> [Saved data entries]:
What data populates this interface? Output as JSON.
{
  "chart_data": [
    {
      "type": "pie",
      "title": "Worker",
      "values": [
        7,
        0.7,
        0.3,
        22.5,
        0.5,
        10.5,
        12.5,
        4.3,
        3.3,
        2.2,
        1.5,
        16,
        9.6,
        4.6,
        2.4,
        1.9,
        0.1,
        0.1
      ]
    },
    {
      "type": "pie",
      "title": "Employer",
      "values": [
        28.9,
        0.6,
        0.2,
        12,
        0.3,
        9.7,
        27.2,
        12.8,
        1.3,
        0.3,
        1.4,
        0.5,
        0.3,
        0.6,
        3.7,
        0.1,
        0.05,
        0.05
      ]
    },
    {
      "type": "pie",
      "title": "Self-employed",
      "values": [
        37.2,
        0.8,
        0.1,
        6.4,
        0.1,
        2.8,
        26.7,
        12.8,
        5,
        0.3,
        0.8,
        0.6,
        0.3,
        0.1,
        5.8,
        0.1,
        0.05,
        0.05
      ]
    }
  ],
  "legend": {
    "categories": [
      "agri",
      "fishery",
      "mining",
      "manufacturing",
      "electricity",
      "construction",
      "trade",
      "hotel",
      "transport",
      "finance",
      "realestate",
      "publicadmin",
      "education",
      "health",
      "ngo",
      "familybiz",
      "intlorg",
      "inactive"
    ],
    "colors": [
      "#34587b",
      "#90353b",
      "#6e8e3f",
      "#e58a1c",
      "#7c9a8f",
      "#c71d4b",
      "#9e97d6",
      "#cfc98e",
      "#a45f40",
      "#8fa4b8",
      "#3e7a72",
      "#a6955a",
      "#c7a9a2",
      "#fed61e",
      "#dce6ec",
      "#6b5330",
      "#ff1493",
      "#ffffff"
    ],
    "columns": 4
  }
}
---
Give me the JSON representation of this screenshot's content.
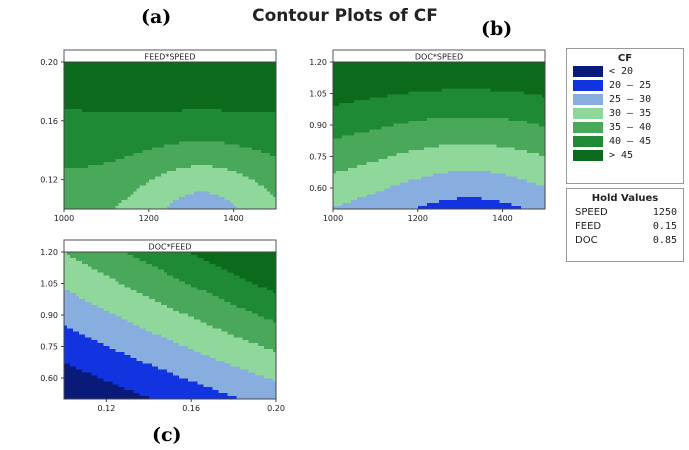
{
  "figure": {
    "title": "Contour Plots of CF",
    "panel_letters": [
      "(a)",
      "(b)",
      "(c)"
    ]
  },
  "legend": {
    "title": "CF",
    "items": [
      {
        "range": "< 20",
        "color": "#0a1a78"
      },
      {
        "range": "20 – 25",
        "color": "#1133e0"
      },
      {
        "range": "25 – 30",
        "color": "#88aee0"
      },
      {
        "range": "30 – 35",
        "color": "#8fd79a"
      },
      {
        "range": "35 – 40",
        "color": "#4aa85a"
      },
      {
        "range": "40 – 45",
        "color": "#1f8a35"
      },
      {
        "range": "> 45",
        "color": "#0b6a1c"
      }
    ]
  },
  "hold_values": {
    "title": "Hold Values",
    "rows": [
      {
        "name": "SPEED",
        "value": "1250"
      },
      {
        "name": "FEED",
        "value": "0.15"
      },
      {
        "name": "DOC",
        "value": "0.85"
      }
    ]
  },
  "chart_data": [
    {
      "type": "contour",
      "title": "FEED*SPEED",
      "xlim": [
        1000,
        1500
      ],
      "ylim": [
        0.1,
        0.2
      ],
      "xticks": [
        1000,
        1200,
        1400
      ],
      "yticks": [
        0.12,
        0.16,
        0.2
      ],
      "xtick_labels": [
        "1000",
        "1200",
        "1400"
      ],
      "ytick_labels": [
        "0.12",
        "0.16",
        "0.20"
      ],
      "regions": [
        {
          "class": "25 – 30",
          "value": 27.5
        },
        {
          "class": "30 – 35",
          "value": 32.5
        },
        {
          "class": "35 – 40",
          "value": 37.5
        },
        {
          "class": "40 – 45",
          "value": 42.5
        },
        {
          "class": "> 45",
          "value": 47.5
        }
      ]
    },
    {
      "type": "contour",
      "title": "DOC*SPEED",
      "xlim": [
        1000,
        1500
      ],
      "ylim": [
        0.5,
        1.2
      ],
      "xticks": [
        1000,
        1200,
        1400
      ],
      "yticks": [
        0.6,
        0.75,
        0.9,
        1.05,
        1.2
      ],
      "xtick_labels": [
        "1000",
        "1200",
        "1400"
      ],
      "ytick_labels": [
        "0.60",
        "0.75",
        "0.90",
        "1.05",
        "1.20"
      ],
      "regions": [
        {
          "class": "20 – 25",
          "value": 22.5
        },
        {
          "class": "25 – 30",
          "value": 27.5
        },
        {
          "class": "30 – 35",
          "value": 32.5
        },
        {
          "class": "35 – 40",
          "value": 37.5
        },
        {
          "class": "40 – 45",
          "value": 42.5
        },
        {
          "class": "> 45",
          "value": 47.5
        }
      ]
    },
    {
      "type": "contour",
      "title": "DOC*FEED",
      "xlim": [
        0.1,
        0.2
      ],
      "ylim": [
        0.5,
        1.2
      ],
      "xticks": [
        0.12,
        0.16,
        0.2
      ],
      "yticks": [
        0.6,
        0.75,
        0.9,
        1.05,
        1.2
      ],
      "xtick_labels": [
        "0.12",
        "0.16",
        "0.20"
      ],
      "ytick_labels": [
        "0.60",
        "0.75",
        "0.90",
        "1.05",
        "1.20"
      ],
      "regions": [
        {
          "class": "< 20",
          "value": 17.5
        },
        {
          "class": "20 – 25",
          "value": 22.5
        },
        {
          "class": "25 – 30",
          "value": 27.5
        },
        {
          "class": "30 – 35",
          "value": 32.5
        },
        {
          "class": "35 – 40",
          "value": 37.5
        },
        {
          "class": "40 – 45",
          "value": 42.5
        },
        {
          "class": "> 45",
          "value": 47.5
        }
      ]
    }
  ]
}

> [Required task]: Pick out the lines containing the string "this".

> [Task answer]:
What data populates this interface? Output as JSON.
Give me the JSON representation of this screenshot's content.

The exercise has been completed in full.